(Dataset records)

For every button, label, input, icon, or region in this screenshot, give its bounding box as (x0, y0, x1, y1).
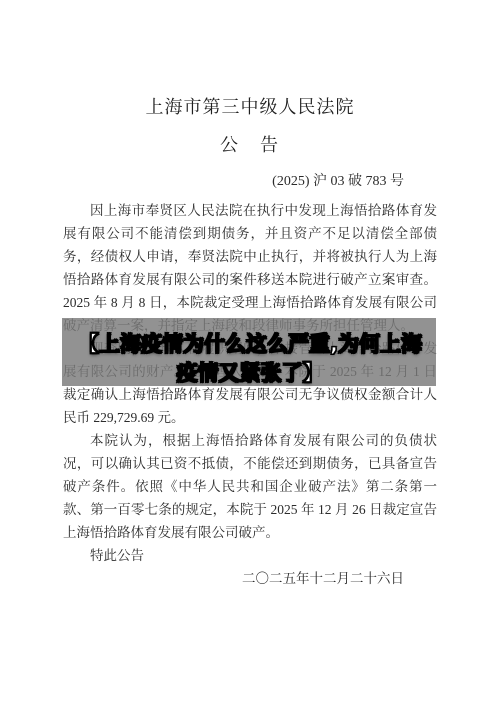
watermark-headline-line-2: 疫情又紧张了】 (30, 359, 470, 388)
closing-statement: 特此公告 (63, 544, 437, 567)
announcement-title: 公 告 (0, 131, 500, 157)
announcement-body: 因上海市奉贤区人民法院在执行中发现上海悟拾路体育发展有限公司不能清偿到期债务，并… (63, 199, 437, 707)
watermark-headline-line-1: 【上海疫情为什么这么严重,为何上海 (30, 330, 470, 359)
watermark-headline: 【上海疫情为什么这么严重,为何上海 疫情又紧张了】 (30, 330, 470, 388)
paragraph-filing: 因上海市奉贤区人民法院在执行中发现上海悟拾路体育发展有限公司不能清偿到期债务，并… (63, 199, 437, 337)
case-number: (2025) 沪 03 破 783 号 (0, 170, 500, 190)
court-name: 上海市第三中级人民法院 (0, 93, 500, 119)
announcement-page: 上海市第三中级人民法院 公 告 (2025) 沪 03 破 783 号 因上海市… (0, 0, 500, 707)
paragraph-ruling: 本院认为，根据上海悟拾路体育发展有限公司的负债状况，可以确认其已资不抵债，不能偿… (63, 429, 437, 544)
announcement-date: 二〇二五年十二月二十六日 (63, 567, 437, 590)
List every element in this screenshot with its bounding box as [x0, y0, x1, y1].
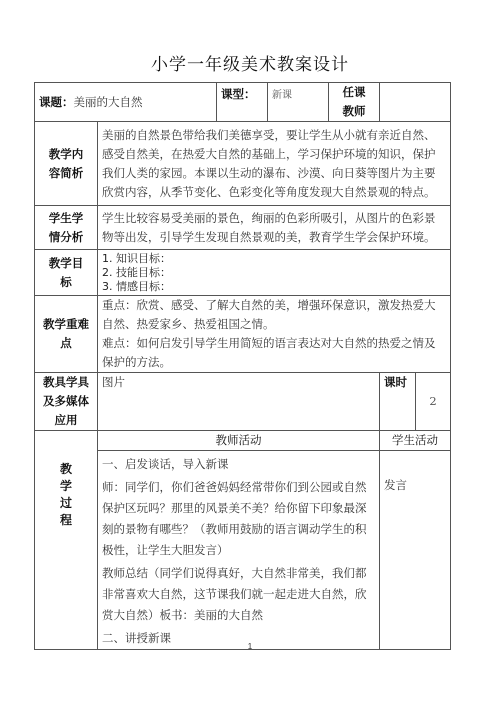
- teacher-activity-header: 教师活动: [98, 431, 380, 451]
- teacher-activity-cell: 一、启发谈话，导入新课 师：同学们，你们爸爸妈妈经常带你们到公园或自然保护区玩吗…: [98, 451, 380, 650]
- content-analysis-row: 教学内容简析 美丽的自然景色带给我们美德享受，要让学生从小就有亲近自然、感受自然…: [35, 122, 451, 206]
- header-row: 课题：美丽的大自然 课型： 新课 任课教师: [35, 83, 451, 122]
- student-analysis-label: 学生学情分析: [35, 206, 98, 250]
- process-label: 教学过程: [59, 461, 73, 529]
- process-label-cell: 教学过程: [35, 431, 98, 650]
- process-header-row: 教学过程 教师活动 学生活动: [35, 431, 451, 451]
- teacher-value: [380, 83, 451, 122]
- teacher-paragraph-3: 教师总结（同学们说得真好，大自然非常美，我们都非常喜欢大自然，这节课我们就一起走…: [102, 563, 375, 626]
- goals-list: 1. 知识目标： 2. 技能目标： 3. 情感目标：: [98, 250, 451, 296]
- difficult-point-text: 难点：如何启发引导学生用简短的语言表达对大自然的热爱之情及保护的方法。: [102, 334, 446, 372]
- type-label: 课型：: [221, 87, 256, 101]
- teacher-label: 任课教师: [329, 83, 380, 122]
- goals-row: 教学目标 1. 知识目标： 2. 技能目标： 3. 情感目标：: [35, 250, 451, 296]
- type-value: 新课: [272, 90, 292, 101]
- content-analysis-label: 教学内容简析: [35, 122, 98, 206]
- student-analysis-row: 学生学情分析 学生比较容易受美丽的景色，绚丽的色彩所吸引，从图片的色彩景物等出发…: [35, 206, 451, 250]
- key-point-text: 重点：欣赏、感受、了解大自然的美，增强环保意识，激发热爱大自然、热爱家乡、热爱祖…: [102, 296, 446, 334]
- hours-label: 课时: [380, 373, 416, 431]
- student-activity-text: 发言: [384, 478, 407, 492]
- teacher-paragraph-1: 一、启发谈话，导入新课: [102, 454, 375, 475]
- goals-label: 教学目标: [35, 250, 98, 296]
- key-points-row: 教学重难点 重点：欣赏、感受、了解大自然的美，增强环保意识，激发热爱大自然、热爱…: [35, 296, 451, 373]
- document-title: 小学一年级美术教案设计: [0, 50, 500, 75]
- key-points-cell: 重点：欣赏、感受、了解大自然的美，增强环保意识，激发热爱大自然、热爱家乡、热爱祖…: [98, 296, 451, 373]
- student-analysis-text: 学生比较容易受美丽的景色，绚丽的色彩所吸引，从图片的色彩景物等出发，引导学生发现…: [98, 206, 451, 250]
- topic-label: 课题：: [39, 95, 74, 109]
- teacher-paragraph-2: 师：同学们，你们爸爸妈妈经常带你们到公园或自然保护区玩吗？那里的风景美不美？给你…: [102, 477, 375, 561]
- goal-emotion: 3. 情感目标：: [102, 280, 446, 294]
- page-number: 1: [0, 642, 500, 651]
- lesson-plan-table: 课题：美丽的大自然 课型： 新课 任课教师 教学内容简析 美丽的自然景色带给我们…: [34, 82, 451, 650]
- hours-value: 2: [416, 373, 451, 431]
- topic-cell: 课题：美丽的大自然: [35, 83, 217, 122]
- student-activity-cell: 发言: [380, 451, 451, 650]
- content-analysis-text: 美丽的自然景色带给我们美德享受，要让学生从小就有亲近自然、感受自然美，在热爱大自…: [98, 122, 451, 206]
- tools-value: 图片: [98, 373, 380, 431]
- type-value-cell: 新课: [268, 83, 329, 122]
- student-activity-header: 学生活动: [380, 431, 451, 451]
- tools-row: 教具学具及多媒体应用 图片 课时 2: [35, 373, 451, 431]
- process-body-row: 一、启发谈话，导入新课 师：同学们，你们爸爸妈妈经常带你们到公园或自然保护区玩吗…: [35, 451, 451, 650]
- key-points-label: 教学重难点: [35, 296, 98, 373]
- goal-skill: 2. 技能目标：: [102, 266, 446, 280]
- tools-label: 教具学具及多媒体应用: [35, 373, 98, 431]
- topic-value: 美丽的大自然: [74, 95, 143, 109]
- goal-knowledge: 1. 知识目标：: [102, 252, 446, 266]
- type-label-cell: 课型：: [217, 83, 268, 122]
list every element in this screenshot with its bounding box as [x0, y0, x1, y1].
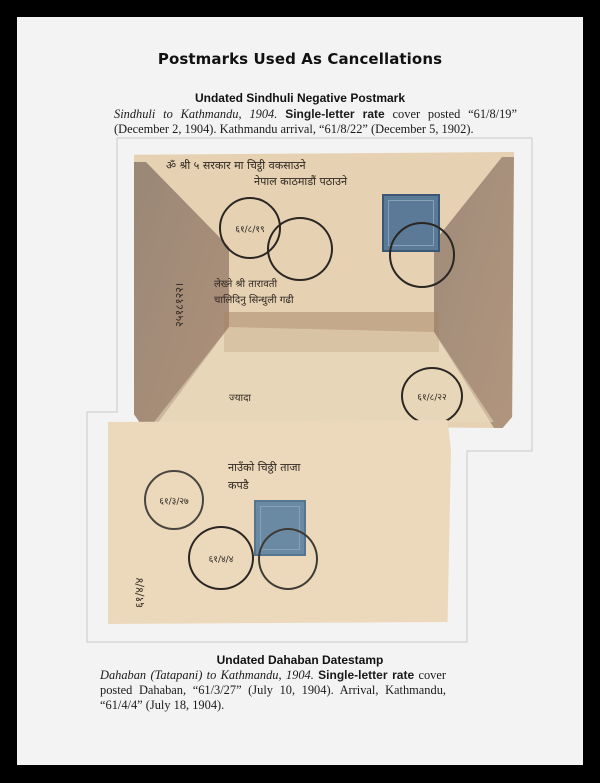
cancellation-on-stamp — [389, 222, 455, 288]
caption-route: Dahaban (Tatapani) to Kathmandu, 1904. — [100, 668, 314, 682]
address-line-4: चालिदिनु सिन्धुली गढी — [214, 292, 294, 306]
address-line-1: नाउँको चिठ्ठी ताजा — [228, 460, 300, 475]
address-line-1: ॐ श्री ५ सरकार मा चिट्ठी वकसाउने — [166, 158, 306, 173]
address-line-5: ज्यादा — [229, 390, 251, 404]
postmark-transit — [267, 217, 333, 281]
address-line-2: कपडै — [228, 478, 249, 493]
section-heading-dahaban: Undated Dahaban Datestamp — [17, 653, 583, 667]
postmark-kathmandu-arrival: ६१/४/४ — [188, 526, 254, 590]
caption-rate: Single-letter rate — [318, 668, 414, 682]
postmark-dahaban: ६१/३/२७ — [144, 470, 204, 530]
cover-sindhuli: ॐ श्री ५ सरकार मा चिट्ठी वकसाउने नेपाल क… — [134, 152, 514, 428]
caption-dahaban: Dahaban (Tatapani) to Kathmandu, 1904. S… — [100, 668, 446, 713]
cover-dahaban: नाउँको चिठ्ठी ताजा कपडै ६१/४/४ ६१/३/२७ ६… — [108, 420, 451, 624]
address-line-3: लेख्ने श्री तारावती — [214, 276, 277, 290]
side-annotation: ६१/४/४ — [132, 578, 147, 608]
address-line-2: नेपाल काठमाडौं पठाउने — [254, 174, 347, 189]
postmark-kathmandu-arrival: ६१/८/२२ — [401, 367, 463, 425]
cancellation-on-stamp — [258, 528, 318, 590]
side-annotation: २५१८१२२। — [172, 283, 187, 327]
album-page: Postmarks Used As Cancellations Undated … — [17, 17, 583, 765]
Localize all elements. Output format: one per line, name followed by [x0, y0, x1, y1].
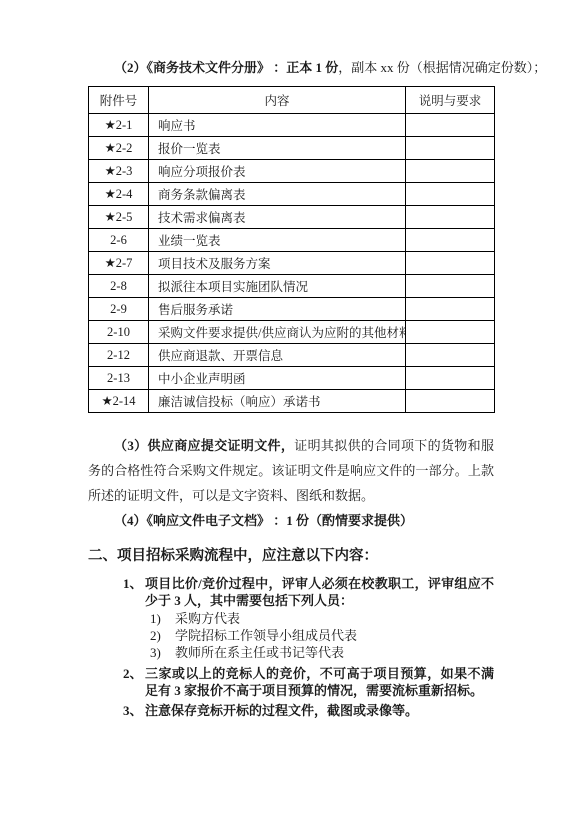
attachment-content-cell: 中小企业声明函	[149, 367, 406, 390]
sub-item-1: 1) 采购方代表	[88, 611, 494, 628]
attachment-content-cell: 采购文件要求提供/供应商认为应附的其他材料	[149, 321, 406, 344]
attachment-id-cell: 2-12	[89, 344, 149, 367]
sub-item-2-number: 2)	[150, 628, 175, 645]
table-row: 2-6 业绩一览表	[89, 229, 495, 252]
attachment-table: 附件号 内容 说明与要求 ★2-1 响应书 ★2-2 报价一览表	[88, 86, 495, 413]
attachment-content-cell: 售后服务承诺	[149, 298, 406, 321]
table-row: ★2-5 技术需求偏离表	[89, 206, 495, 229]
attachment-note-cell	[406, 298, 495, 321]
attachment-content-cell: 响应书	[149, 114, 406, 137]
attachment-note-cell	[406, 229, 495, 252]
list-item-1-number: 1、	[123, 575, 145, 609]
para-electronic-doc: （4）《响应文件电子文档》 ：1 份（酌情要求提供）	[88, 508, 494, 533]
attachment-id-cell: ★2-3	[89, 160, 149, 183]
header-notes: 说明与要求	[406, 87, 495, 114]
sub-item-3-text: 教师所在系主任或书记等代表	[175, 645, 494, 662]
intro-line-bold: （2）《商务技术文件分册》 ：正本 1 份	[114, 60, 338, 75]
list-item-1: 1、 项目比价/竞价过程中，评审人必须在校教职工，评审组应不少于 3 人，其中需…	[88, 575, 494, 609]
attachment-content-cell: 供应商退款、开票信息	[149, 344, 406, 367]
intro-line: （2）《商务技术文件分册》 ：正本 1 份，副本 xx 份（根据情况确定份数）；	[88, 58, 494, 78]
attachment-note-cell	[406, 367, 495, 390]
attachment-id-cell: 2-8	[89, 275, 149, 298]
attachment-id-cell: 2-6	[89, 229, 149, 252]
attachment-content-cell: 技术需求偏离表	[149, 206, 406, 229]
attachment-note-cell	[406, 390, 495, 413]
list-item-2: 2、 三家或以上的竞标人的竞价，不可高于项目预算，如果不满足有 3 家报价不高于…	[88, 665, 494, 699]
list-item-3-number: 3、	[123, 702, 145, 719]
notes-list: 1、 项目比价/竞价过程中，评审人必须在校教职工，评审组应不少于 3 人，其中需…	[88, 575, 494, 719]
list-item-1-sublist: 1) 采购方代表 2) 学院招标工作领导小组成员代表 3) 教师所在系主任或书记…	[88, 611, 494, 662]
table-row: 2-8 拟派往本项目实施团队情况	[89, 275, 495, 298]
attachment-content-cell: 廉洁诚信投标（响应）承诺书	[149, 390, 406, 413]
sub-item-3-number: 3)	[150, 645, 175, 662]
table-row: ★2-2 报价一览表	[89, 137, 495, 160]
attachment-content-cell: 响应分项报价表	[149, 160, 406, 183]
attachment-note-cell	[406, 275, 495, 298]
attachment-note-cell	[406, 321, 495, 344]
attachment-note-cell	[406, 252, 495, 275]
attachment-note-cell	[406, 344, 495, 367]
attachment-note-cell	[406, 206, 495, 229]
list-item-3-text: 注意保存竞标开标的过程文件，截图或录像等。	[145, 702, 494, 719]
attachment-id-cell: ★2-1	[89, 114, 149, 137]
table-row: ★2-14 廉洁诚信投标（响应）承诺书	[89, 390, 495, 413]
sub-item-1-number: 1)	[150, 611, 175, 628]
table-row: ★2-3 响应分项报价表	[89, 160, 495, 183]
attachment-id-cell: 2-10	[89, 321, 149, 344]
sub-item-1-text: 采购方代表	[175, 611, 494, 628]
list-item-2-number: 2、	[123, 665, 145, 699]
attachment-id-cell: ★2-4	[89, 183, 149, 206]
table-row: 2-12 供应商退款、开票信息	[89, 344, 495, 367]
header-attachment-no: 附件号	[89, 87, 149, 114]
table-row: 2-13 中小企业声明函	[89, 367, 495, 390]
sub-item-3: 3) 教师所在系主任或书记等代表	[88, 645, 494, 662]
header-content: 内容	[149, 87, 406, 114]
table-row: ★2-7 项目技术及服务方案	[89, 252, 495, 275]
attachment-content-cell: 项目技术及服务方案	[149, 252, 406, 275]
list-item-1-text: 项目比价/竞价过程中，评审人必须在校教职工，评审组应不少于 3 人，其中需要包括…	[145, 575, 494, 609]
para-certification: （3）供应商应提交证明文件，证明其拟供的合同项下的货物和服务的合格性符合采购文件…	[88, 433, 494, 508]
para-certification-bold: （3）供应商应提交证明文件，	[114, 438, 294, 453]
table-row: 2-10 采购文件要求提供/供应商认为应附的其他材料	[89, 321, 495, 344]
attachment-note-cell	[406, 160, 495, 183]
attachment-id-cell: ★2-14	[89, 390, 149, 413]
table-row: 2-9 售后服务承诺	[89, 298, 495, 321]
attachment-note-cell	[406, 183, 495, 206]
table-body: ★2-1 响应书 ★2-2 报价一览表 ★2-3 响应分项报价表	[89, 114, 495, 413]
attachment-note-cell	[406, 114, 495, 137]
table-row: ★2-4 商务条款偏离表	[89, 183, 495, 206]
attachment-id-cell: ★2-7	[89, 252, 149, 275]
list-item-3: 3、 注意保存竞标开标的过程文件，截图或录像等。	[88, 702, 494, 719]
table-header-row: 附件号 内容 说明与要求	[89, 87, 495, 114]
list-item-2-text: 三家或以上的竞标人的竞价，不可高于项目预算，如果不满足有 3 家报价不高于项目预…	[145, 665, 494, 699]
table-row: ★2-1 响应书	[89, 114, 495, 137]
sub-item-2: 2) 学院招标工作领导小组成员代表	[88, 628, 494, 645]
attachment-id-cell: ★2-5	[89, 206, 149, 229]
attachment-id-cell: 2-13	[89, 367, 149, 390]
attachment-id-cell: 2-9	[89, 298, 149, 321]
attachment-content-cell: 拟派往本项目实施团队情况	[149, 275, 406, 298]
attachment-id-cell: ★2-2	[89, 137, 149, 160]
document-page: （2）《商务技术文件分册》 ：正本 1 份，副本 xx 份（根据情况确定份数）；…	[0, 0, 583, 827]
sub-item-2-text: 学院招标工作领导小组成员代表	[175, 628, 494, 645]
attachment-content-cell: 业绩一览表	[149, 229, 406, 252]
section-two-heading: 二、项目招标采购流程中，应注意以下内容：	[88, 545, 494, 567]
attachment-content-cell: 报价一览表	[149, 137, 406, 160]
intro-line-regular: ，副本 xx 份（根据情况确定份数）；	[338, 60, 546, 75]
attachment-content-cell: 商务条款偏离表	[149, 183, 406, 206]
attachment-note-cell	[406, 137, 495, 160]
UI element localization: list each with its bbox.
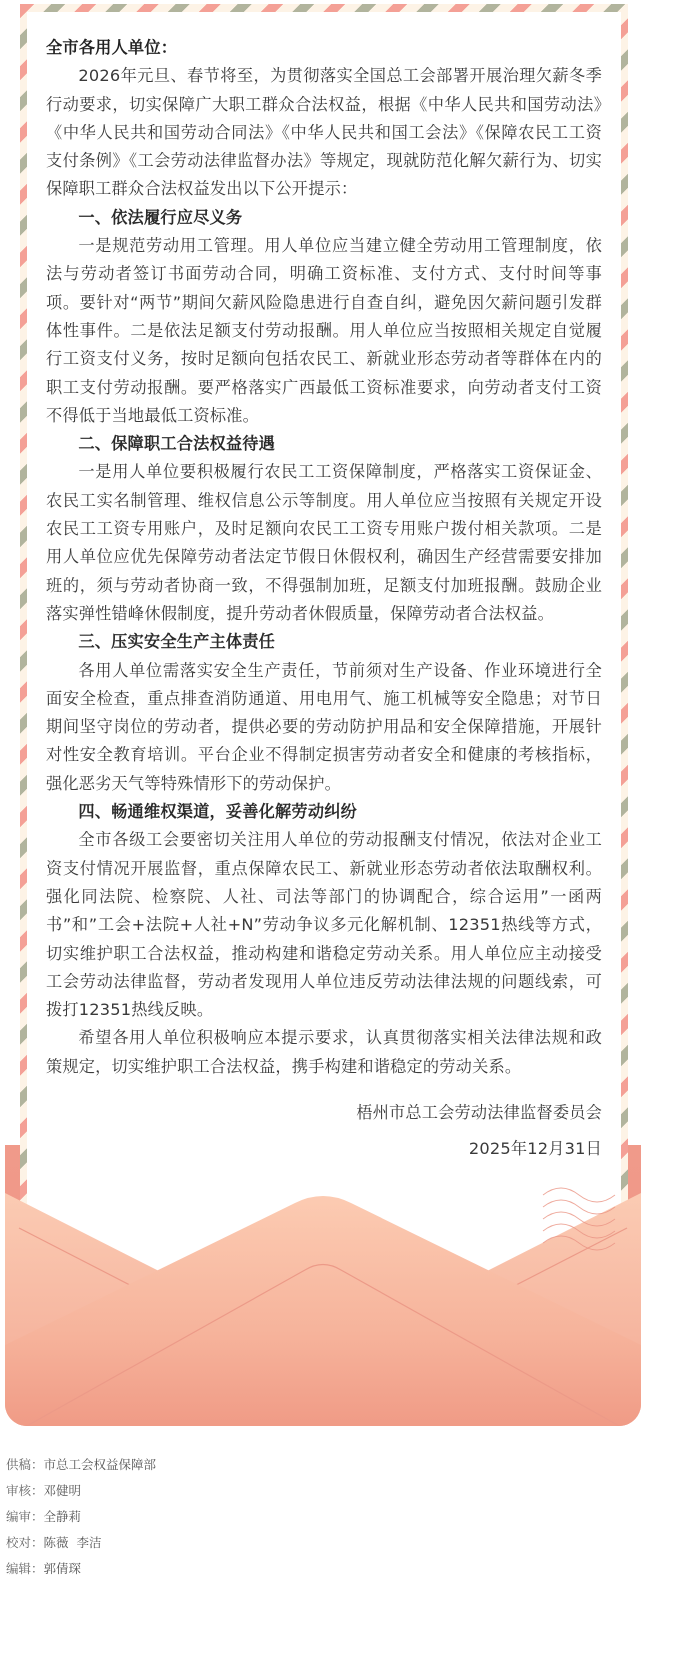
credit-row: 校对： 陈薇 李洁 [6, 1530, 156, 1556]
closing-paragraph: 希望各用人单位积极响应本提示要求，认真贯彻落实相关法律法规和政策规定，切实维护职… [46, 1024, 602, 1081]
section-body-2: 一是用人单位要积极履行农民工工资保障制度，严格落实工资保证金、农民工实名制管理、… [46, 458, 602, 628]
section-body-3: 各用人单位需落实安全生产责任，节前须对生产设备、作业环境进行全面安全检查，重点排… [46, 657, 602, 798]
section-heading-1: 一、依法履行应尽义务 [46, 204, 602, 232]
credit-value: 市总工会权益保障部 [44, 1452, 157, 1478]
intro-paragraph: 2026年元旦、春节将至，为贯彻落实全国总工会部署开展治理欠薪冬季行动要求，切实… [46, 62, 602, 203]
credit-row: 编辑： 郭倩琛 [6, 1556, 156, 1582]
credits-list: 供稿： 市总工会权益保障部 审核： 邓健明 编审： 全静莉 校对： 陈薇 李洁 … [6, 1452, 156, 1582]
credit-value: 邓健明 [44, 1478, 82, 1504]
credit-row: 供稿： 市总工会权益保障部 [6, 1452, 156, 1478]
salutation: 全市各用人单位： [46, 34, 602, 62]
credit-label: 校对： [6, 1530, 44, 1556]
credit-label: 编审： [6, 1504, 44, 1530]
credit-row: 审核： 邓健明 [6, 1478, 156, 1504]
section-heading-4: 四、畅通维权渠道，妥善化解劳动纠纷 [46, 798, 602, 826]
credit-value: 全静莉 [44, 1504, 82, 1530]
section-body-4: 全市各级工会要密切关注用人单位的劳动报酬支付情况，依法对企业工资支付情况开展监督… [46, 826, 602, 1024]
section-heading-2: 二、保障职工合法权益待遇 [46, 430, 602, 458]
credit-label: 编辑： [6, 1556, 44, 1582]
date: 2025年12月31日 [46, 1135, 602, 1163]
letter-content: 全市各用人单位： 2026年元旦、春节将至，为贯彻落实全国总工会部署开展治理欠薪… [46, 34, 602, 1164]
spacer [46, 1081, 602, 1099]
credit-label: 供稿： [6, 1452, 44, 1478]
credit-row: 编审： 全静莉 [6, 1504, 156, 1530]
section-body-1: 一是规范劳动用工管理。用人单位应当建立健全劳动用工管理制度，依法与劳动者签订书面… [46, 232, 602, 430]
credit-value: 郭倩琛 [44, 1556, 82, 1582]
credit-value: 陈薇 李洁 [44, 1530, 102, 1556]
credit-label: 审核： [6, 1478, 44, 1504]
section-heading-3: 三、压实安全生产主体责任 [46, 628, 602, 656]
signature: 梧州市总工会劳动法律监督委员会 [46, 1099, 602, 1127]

* Stated problem
Update the lines starting at the one containing "cancellation-on-stamp — [389, 222, 455, 288]" and ending at the one containing "section-heading-dahaban: Undated Dahaban" by replacing "Datestamp" with "Date Stamp", leaving everything else unchanged. Return only those lines.

* Solution to this problem
cancellation-on-stamp — [389, 222, 455, 288]
caption-route: Dahaban (Tatapani) to Kathmandu, 1904. — [100, 668, 314, 682]
address-line-4: चालिदिनु सिन्धुली गढी — [214, 292, 294, 306]
address-line-1: नाउँको चिठ्ठी ताजा — [228, 460, 300, 475]
address-line-1: ॐ श्री ५ सरकार मा चिट्ठी वकसाउने — [166, 158, 306, 173]
address-line-5: ज्यादा — [229, 390, 251, 404]
postmark-transit — [267, 217, 333, 281]
address-line-2: कपडै — [228, 478, 249, 493]
section-heading-dahaban: Undated Dahaban Date Stamp — [17, 653, 583, 667]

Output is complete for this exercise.